● Given data:
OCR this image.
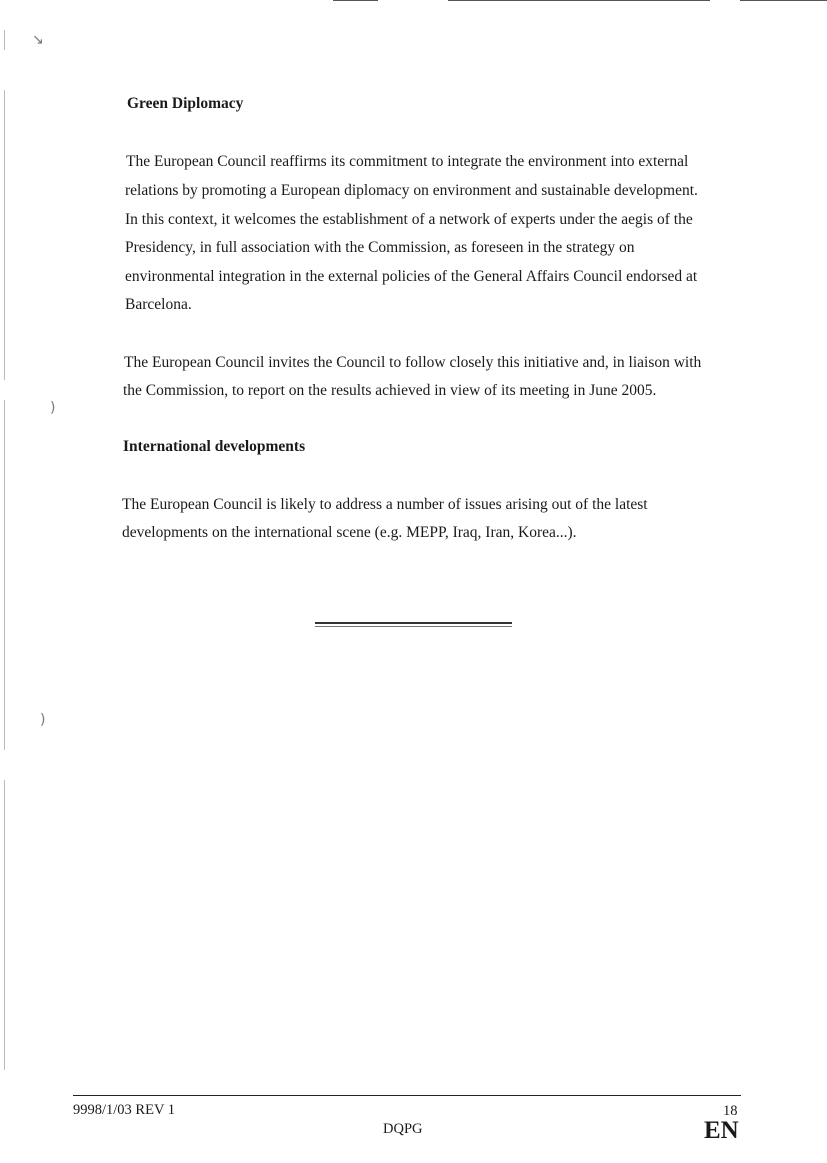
↘
)
)
Green Diplomacy
The European Council reaffirms its commitment to integrate the environment into external
relations by promoting a European diplomacy on environment and sustainable development.
In this context, it welcomes the establishment of a network of experts under the aegis of the
Presidency, in full association with the Commission, as foreseen in the strategy on
environmental integration in the external policies of the General Affairs Council endorsed at
Barcelona.
The European Council invites the Council to follow closely this initiative and, in liaison with
the Commission, to report on the results achieved in view of its meeting in June 2005.
International developments
The European Council is likely to address a number of issues arising out of the latest
developments on the international scene (e.g. MEPP, Iraq, Iran, Korea...).
9998/1/03 REV 1
DQPG
18
EN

● Directions: Print all of the entries word for word. Skip any images they contain.

● Finished answer:
OCR this image.
↘
)
)
Green Diplomacy
The European Council reaffirms its commitment to integrate the environment into external
relations by promoting a European diplomacy on environment and sustainable development.
In this context, it welcomes the establishment of a network of experts under the aegis of the
Presidency, in full association with the Commission, as foreseen in the strategy on
environmental integration in the external policies of the General Affairs Council endorsed at
Barcelona.
The European Council invites the Council to follow closely this initiative and, in liaison with
the Commission, to report on the results achieved in view of its meeting in June 2005.
International developments
The European Council is likely to address a number of issues arising out of the latest
developments on the international scene (e.g. MEPP, Iraq, Iran, Korea...).
9998/1/03 REV 1
DQPG
18
EN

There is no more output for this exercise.